[Stored items]
==================================================

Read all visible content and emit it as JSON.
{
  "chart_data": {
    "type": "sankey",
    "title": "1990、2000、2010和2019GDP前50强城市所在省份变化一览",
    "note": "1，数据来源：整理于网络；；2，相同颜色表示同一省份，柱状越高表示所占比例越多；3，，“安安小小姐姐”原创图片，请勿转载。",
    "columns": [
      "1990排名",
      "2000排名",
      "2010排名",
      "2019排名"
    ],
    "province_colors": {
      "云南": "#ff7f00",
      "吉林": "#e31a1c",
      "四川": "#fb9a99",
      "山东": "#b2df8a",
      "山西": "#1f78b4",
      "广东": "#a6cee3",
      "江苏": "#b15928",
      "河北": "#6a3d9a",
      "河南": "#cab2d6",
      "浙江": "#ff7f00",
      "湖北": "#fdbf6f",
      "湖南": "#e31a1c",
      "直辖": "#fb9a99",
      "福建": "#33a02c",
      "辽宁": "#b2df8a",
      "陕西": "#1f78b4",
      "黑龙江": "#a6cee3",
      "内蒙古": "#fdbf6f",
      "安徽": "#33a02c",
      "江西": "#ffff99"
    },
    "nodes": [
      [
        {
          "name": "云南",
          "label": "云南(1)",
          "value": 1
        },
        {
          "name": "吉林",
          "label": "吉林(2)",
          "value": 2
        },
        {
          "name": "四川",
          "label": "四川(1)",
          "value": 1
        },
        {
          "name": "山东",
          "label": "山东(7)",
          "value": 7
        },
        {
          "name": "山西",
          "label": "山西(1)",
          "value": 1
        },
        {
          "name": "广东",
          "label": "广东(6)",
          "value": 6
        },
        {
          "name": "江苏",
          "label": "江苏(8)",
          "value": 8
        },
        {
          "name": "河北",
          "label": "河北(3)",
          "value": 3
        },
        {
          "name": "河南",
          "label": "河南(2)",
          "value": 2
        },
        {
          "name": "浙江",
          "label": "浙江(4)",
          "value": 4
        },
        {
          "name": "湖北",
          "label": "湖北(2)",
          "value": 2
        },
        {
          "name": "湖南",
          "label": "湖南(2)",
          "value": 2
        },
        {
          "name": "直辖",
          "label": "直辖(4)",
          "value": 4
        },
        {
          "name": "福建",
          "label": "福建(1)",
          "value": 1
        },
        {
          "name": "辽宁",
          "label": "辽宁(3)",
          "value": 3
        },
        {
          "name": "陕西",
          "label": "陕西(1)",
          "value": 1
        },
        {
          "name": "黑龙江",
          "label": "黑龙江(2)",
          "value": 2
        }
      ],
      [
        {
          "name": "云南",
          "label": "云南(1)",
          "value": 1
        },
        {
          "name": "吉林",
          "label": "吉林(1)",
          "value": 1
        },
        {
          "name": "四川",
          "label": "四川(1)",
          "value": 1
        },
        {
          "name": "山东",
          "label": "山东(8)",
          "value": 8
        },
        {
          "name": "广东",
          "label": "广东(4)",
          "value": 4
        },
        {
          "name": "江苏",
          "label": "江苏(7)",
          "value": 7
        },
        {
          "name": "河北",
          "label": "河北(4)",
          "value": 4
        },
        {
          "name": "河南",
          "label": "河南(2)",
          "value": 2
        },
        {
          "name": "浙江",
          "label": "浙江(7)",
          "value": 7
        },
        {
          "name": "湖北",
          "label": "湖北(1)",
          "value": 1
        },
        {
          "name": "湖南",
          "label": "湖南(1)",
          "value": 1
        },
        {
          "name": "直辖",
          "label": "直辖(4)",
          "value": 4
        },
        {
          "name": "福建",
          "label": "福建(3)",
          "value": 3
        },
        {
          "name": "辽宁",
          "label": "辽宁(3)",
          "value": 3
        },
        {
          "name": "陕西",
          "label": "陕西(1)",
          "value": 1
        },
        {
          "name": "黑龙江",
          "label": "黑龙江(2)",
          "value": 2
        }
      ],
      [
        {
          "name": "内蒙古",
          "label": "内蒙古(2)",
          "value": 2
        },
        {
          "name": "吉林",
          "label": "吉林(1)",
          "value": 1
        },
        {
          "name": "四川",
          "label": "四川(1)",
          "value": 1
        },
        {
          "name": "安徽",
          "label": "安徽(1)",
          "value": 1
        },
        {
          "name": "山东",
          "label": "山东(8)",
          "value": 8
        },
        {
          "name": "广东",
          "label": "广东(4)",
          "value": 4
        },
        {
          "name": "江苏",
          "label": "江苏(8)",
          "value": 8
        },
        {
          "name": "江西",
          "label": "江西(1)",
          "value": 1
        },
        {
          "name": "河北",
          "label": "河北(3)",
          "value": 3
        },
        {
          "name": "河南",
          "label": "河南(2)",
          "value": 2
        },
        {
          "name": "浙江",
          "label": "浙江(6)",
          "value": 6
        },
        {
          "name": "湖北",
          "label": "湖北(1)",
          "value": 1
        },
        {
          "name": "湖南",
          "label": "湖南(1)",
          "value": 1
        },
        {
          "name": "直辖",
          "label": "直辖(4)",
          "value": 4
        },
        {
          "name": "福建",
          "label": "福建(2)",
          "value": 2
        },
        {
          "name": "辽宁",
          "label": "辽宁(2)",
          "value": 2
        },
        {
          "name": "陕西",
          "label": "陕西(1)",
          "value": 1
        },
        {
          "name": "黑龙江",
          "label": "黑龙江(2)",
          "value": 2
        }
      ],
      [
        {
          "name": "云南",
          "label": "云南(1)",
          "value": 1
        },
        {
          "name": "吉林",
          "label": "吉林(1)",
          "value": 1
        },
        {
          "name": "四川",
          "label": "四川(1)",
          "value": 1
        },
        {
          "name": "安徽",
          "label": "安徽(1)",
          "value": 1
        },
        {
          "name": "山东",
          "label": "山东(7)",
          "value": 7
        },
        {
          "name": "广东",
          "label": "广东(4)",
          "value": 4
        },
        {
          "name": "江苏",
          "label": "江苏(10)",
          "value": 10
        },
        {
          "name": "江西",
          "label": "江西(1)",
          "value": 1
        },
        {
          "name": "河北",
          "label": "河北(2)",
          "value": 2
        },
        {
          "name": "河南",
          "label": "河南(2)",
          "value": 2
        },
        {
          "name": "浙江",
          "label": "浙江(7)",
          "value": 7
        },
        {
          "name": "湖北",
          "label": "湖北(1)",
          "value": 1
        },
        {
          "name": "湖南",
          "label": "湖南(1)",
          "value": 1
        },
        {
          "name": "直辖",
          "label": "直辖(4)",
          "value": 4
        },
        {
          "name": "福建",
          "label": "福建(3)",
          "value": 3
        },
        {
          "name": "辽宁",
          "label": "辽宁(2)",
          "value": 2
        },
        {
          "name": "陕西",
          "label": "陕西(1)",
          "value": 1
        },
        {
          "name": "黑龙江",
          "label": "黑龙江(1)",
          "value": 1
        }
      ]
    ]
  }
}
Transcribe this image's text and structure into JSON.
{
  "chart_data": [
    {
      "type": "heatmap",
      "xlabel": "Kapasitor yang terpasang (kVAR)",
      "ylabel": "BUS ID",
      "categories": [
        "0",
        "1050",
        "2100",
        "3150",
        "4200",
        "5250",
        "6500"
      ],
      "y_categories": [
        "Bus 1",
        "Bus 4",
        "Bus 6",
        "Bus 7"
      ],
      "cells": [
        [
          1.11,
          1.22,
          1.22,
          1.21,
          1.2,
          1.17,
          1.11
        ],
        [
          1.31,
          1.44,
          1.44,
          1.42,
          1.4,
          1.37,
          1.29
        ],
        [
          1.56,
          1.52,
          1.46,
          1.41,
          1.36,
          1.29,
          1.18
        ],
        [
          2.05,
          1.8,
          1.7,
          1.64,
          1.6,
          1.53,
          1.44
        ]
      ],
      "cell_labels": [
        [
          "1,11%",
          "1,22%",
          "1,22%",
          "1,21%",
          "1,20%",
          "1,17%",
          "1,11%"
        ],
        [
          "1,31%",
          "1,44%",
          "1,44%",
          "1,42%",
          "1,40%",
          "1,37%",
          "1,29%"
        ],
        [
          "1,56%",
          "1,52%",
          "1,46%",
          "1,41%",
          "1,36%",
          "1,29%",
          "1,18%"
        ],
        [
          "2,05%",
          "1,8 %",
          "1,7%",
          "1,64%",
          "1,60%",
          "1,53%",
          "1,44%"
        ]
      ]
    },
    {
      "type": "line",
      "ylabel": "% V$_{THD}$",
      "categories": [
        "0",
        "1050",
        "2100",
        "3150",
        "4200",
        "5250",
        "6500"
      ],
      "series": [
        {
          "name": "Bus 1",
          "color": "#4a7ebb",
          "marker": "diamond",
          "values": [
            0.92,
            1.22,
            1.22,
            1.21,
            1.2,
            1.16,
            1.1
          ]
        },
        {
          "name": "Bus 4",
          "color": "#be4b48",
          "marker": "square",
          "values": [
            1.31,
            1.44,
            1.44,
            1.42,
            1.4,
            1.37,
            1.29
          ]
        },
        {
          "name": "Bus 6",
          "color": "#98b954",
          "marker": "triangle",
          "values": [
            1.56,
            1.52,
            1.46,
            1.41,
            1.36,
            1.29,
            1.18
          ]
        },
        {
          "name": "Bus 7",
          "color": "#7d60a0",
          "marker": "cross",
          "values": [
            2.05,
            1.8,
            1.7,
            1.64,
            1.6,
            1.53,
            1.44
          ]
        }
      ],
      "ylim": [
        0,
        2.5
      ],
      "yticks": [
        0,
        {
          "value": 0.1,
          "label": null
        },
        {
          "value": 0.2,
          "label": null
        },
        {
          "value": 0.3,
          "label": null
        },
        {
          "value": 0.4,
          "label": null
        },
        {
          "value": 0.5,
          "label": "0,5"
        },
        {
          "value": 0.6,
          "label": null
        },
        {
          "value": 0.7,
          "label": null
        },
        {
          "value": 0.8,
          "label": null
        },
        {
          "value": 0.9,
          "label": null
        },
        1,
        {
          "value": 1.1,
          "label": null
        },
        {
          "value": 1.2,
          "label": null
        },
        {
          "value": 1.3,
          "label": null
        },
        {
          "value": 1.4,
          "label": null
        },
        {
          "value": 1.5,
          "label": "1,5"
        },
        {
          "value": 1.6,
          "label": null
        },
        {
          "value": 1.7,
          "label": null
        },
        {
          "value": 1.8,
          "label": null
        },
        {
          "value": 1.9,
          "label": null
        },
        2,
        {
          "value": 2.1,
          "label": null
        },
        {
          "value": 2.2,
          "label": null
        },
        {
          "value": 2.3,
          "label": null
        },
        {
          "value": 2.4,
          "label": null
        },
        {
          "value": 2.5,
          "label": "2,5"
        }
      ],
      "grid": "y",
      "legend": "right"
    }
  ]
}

==================================================

## TASK DETAILS
Find how many lines in the listing hold "marker", and reply with that number only.

## SOLUTION FOR THIS PROBLEM
4